-- Start of Extracted data --

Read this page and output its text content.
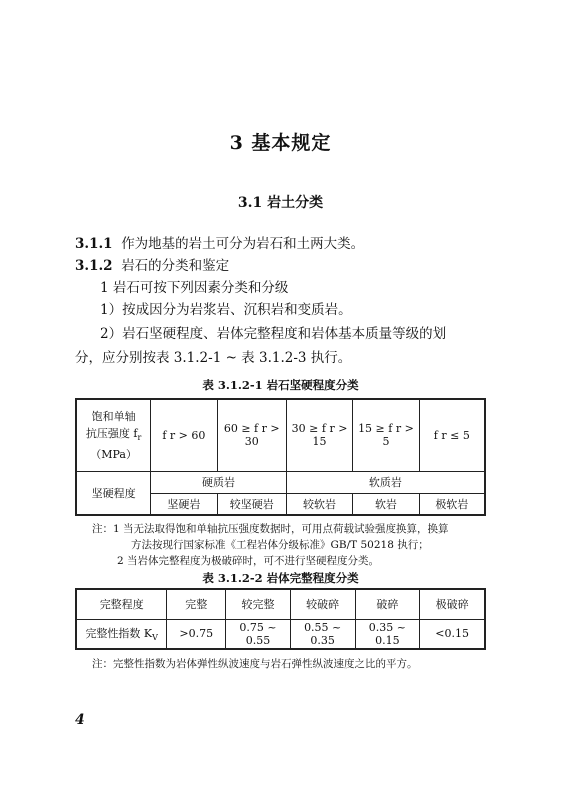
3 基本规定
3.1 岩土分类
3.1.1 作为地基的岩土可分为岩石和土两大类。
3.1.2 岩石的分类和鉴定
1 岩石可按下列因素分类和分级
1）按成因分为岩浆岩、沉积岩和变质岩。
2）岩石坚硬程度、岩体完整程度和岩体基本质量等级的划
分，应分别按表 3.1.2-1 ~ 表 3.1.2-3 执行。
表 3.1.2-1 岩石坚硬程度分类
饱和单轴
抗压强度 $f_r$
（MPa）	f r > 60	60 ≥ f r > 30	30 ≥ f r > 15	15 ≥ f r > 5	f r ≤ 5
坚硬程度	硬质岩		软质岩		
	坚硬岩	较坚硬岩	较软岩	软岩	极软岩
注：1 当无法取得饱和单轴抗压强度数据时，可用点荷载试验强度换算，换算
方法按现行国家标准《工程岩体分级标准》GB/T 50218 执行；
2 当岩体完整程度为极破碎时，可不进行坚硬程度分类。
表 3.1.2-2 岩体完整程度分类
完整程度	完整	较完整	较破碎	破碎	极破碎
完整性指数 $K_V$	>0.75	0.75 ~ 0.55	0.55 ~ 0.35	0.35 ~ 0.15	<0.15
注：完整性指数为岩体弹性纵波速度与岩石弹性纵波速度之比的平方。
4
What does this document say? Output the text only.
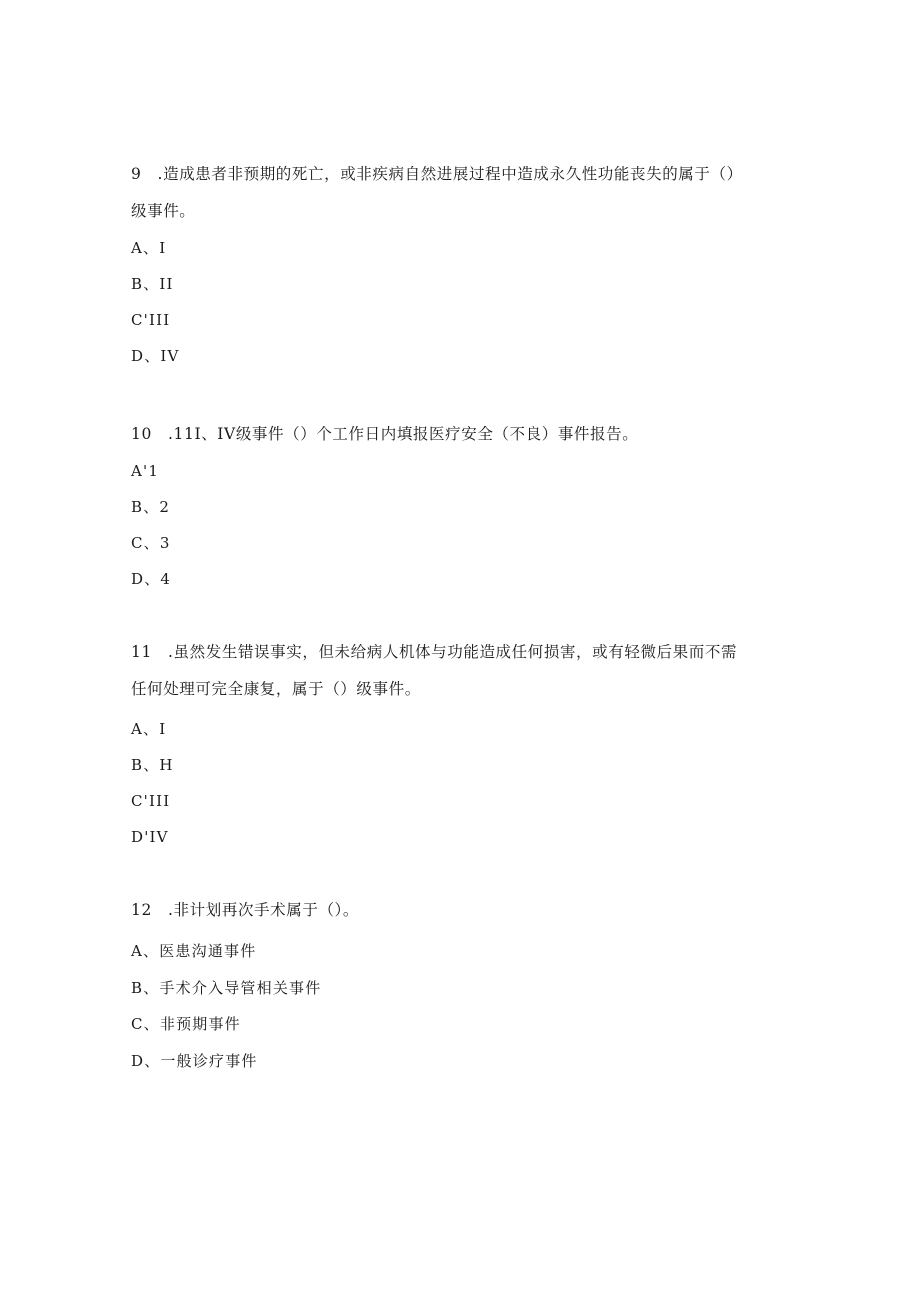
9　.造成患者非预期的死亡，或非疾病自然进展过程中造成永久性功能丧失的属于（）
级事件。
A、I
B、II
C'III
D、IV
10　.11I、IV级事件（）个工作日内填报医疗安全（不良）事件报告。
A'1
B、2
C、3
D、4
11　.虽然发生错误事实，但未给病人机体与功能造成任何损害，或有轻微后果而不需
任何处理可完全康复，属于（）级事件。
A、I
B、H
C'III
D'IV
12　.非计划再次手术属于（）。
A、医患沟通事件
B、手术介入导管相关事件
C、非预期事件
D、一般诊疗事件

-- End of Extracted data --
-- Start of Extracted data --

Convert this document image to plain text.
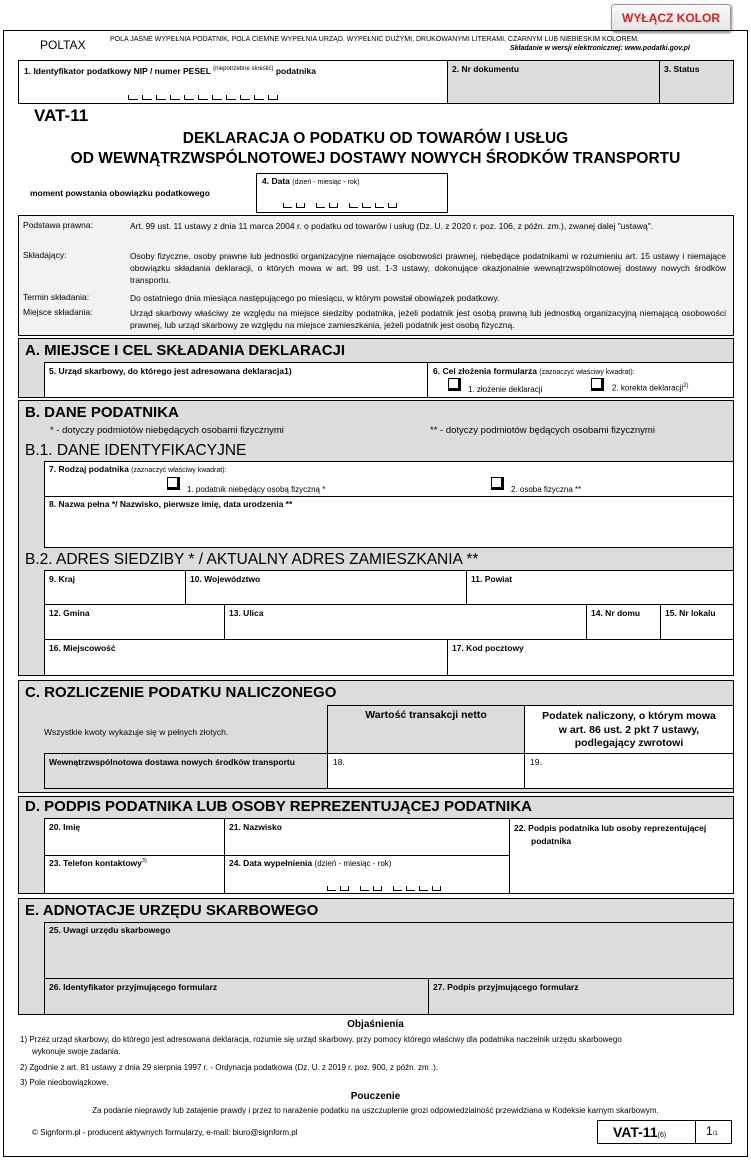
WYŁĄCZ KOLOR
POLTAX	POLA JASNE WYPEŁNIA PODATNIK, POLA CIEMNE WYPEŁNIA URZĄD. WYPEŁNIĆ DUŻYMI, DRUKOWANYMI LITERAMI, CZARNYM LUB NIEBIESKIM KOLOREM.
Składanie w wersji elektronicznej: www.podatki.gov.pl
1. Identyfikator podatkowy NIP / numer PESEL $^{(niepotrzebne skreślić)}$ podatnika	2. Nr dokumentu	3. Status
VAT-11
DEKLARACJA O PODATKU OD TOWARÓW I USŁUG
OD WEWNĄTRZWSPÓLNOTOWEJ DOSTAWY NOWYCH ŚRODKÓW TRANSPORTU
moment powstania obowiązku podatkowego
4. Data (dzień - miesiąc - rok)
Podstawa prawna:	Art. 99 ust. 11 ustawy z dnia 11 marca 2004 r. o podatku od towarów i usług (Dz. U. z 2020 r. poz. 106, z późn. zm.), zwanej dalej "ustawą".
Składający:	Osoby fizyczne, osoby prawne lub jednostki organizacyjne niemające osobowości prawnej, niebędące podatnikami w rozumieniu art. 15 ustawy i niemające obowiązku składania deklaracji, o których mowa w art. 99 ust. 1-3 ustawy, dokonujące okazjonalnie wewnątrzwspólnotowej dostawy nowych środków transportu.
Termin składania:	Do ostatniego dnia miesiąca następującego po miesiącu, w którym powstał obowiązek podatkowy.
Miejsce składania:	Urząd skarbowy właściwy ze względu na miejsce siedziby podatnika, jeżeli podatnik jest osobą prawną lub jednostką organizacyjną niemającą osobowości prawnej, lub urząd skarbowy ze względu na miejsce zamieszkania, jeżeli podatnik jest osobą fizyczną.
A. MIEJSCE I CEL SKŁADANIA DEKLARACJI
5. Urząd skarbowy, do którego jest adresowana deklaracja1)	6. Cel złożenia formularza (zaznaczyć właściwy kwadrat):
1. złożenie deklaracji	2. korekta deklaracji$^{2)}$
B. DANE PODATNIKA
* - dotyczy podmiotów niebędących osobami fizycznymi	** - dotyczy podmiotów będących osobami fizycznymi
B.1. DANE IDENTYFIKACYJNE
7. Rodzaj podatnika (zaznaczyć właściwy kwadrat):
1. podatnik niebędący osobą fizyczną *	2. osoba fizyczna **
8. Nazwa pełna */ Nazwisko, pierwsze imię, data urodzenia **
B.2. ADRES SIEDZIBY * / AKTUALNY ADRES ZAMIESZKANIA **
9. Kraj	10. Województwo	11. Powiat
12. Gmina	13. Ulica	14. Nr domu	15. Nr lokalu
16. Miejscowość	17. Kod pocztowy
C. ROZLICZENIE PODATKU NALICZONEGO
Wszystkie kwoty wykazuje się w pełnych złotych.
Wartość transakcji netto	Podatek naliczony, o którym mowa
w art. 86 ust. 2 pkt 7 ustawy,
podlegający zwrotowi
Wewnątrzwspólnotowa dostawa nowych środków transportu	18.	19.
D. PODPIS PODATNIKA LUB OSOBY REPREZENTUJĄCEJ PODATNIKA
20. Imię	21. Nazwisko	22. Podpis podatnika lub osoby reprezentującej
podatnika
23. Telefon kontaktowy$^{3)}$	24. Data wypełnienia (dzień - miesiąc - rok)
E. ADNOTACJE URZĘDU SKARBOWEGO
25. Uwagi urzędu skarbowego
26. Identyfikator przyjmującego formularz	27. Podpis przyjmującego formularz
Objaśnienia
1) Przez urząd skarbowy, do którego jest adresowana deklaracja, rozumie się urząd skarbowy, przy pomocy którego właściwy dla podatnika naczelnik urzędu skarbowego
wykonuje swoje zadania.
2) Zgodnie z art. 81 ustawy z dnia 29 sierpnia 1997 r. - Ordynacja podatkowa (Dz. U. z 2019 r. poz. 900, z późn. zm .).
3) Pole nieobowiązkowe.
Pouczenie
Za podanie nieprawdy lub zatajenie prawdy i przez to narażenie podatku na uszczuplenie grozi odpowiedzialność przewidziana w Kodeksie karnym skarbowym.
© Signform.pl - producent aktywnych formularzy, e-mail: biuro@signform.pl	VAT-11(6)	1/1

-- End of Extracted data --

What needs to be done:
Lines containing the word "późn" are to be tallied; report only the total.

Completed exercise:
2